Figure collection entries
****************************************

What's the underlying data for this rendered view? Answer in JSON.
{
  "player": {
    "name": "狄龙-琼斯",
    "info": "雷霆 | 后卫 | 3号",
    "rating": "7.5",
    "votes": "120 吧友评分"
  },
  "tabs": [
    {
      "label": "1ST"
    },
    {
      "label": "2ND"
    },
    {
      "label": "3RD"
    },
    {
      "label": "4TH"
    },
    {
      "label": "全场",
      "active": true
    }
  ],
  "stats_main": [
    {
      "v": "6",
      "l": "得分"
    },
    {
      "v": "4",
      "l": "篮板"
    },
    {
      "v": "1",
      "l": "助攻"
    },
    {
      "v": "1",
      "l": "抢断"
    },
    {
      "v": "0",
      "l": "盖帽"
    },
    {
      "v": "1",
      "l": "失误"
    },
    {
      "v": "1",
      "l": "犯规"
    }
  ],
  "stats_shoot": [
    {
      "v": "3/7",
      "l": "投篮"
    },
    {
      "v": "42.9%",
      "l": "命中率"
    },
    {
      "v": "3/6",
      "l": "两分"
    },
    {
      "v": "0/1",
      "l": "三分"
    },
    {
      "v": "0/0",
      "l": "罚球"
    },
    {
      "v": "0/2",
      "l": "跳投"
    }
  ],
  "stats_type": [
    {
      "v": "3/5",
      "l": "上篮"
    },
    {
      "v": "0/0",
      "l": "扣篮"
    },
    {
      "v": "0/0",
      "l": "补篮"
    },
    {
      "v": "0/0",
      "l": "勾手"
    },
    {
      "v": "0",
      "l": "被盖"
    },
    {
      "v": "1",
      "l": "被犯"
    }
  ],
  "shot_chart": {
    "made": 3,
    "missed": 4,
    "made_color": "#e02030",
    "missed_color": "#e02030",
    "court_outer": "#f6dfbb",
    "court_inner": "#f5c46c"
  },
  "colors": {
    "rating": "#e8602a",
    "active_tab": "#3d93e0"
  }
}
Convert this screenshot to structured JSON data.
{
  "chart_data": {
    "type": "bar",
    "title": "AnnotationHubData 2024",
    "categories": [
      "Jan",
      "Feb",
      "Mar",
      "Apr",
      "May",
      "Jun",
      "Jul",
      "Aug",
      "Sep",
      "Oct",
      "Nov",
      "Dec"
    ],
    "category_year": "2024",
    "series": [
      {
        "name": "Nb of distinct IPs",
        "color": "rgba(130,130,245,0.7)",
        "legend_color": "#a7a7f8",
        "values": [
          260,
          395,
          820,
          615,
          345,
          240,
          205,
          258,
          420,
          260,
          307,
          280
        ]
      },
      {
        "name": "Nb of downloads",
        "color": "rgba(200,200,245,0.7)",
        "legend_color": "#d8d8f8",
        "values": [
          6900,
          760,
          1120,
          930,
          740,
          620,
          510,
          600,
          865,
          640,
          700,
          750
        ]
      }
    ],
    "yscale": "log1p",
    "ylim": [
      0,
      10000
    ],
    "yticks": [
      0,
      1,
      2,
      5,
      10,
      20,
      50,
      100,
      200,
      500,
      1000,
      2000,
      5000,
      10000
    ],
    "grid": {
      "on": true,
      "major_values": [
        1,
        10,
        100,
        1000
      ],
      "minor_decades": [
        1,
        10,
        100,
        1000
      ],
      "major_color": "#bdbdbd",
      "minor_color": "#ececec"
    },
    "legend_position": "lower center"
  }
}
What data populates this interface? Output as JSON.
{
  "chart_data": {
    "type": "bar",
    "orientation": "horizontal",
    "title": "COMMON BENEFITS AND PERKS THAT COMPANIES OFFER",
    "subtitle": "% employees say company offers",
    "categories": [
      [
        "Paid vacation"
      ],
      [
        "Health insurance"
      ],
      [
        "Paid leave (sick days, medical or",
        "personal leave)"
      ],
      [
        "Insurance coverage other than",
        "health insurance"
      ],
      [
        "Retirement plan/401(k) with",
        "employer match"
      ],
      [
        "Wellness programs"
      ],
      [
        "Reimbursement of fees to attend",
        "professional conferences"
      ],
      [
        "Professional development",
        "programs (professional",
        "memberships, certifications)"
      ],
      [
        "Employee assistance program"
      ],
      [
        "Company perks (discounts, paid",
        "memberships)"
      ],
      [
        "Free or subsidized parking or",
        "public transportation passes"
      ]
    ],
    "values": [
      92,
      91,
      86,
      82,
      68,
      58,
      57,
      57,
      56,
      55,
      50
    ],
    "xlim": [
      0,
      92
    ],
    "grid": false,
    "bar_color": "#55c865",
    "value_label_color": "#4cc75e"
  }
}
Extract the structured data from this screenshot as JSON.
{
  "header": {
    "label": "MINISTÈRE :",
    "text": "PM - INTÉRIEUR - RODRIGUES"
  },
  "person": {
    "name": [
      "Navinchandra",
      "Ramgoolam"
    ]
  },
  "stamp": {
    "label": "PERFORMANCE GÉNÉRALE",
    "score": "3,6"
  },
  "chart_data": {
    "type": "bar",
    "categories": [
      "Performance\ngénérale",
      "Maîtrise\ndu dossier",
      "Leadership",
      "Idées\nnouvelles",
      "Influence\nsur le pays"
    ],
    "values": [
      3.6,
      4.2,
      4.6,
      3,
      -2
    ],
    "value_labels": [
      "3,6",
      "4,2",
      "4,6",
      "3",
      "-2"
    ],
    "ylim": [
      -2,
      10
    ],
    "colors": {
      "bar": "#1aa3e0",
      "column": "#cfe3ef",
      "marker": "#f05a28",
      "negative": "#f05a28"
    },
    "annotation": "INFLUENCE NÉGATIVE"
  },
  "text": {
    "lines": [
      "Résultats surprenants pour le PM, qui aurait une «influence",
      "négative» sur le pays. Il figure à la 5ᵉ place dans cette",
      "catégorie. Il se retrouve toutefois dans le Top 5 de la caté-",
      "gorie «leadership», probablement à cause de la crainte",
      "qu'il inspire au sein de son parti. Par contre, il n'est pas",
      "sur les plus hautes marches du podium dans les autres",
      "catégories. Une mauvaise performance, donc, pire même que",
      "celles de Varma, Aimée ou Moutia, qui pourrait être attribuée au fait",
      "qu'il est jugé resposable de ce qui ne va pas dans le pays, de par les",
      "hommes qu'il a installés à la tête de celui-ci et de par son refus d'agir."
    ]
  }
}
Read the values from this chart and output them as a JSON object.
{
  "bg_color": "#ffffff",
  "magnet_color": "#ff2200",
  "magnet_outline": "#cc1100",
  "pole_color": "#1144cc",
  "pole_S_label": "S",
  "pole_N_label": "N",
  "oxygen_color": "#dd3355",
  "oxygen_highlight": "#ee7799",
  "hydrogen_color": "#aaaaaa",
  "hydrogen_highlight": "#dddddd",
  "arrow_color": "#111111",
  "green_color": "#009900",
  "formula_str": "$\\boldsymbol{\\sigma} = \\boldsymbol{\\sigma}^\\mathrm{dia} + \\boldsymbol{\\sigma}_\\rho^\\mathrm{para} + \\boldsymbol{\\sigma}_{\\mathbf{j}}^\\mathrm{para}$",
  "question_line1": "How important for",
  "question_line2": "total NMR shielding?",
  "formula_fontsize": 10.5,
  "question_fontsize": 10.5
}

****************************************

## What to produce
Copy out each line exactly as written.

## Full solution
What's the underlying data for this rendered view? Answer in JSON.
{
  "player": {
    "name": "狄龙-琼斯",
    "info": "雷霆 | 后卫 | 3号",
    "rating": "7.5",
    "votes": "120 吧友评分"
  },
  "tabs": [
    {
      "label": "1ST"
    },
    {
      "label": "2ND"
    },
    {
      "label": "3RD"
    },
    {
      "label": "4TH"
    },
    {
      "label": "全场",
      "active": true
    }
  ],
  "stats_main": [
    {
      "v": "6",
      "l": "得分"
    },
    {
      "v": "4",
      "l": "篮板"
    },
    {
      "v": "1",
      "l": "助攻"
    },
    {
      "v": "1",
      "l": "抢断"
    },
    {
      "v": "0",
      "l": "盖帽"
    },
    {
      "v": "1",
      "l": "失误"
    },
    {
      "v": "1",
      "l": "犯规"
    }
  ],
  "stats_shoot": [
    {
      "v": "3/7",
      "l": "投篮"
    },
    {
      "v": "42.9%",
      "l": "命中率"
    },
    {
      "v": "3/6",
      "l": "两分"
    },
    {
      "v": "0/1",
      "l": "三分"
    },
    {
      "v": "0/0",
      "l": "罚球"
    },
    {
      "v": "0/2",
      "l": "跳投"
    }
  ],
  "stats_type": [
    {
      "v": "3/5",
      "l": "上篮"
    },
    {
      "v": "0/0",
      "l": "扣篮"
    },
    {
      "v": "0/0",
      "l": "补篮"
    },
    {
      "v": "0/0",
      "l": "勾手"
    },
    {
      "v": "0",
      "l": "被盖"
    },
    {
      "v": "1",
      "l": "被犯"
    }
  ],
  "shot_chart": {
    "made": 3,
    "missed": 4,
    "made_color": "#e02030",
    "missed_color": "#e02030",
    "court_outer": "#f6dfbb",
    "court_inner": "#f5c46c"
  },
  "colors": {
    "rating": "#e8602a",
    "active_tab": "#3d93e0"
  }
}
Convert this screenshot to structured JSON data.
{
  "chart_data": {
    "type": "bar",
    "title": "AnnotationHubData 2024",
    "categories": [
      "Jan",
      "Feb",
      "Mar",
      "Apr",
      "May",
      "Jun",
      "Jul",
      "Aug",
      "Sep",
      "Oct",
      "Nov",
      "Dec"
    ],
    "category_year": "2024",
    "series": [
      {
        "name": "Nb of distinct IPs",
        "color": "rgba(130,130,245,0.7)",
        "legend_color": "#a7a7f8",
        "values": [
          260,
          395,
          820,
          615,
          345,
          240,
          205,
          258,
          420,
          260,
          307,
          280
        ]
      },
      {
        "name": "Nb of downloads",
        "color": "rgba(200,200,245,0.7)",
        "legend_color": "#d8d8f8",
        "values": [
          6900,
          760,
          1120,
          930,
          740,
          620,
          510,
          600,
          865,
          640,
          700,
          750
        ]
      }
    ],
    "yscale": "log1p",
    "ylim": [
      0,
      10000
    ],
    "yticks": [
      0,
      1,
      2,
      5,
      10,
      20,
      50,
      100,
      200,
      500,
      1000,
      2000,
      5000,
      10000
    ],
    "grid": {
      "on": true,
      "major_values": [
        1,
        10,
        100,
        1000
      ],
      "minor_decades": [
        1,
        10,
        100,
        1000
      ],
      "major_color": "#bdbdbd",
      "minor_color": "#ececec"
    },
    "legend_position": "lower center"
  }
}
What data populates this interface? Output as JSON.
{
  "chart_data": {
    "type": "bar",
    "orientation": "horizontal",
    "title": "COMMON BENEFITS AND PERKS THAT COMPANIES OFFER",
    "subtitle": "% employees say company offers",
    "categories": [
      [
        "Paid vacation"
      ],
      [
        "Health insurance"
      ],
      [
        "Paid leave (sick days, medical or",
        "personal leave)"
      ],
      [
        "Insurance coverage other than",
        "health insurance"
      ],
      [
        "Retirement plan/401(k) with",
        "employer match"
      ],
      [
        "Wellness programs"
      ],
      [
        "Reimbursement of fees to attend",
        "professional conferences"
      ],
      [
        "Professional development",
        "programs (professional",
        "memberships, certifications)"
      ],
      [
        "Employee assistance program"
      ],
      [
        "Company perks (discounts, paid",
        "memberships)"
      ],
      [
        "Free or subsidized parking or",
        "public transportation passes"
      ]
    ],
    "values": [
      92,
      91,
      86,
      82,
      68,
      58,
      57,
      57,
      56,
      55,
      50
    ],
    "xlim": [
      0,
      92
    ],
    "grid": false,
    "bar_color": "#55c865",
    "value_label_color": "#4cc75e"
  }
}
Extract the structured data from this screenshot as JSON.
{
  "header": {
    "label": "MINISTÈRE :",
    "text": "PM - INTÉRIEUR - RODRIGUES"
  },
  "person": {
    "name": [
      "Navinchandra",
      "Ramgoolam"
    ]
  },
  "stamp": {
    "label": "PERFORMANCE GÉNÉRALE",
    "score": "3,6"
  },
  "chart_data": {
    "type": "bar",
    "categories": [
      "Performance\ngénérale",
      "Maîtrise\ndu dossier",
      "Leadership",
      "Idées\nnouvelles",
      "Influence\nsur le pays"
    ],
    "values": [
      3.6,
      4.2,
      4.6,
      3,
      -2
    ],
    "value_labels": [
      "3,6",
      "4,2",
      "4,6",
      "3",
      "-2"
    ],
    "ylim": [
      -2,
      10
    ],
    "colors": {
      "bar": "#1aa3e0",
      "column": "#cfe3ef",
      "marker": "#f05a28",
      "negative": "#f05a28"
    },
    "annotation": "INFLUENCE NÉGATIVE"
  },
  "text": {
    "lines": [
      "Résultats surprenants pour le PM, qui aurait une «influence",
      "négative» sur le pays. Il figure à la 5ᵉ place dans cette",
      "catégorie. Il se retrouve toutefois dans le Top 5 de la caté-",
      "gorie «leadership», probablement à cause de la crainte",
      "qu'il inspire au sein de son parti. Par contre, il n'est pas",
      "sur les plus hautes marches du podium dans les autres",
      "catégories. Une mauvaise performance, donc, pire même que",
      "celles de Varma, Aimée ou Moutia, qui pourrait être attribuée au fait",
      "qu'il est jugé resposable de ce qui ne va pas dans le pays, de par les",
      "hommes qu'il a installés à la tête de celui-ci et de par son refus d'agir."
    ]
  }
}
Read the values from this chart and output them as a JSON object.
{
  "bg_color": "#ffffff",
  "magnet_color": "#ff2200",
  "magnet_outline": "#cc1100",
  "pole_color": "#1144cc",
  "pole_S_label": "S",
  "pole_N_label": "N",
  "oxygen_color": "#dd3355",
  "oxygen_highlight": "#ee7799",
  "hydrogen_color": "#aaaaaa",
  "hydrogen_highlight": "#dddddd",
  "arrow_color": "#111111",
  "green_color": "#009900",
  "formula_str": "$\\boldsymbol{\\sigma} = \\boldsymbol{\\sigma}^\\mathrm{dia} + \\boldsymbol{\\sigma}_\\rho^\\mathrm{para} + \\boldsymbol{\\sigma}_{\\mathbf{j}}^\\mathrm{para}$",
  "question_line1": "How important for",
  "question_line2": "total NMR shielding?",
  "formula_fontsize": 10.5,
  "question_fontsize": 10.5
}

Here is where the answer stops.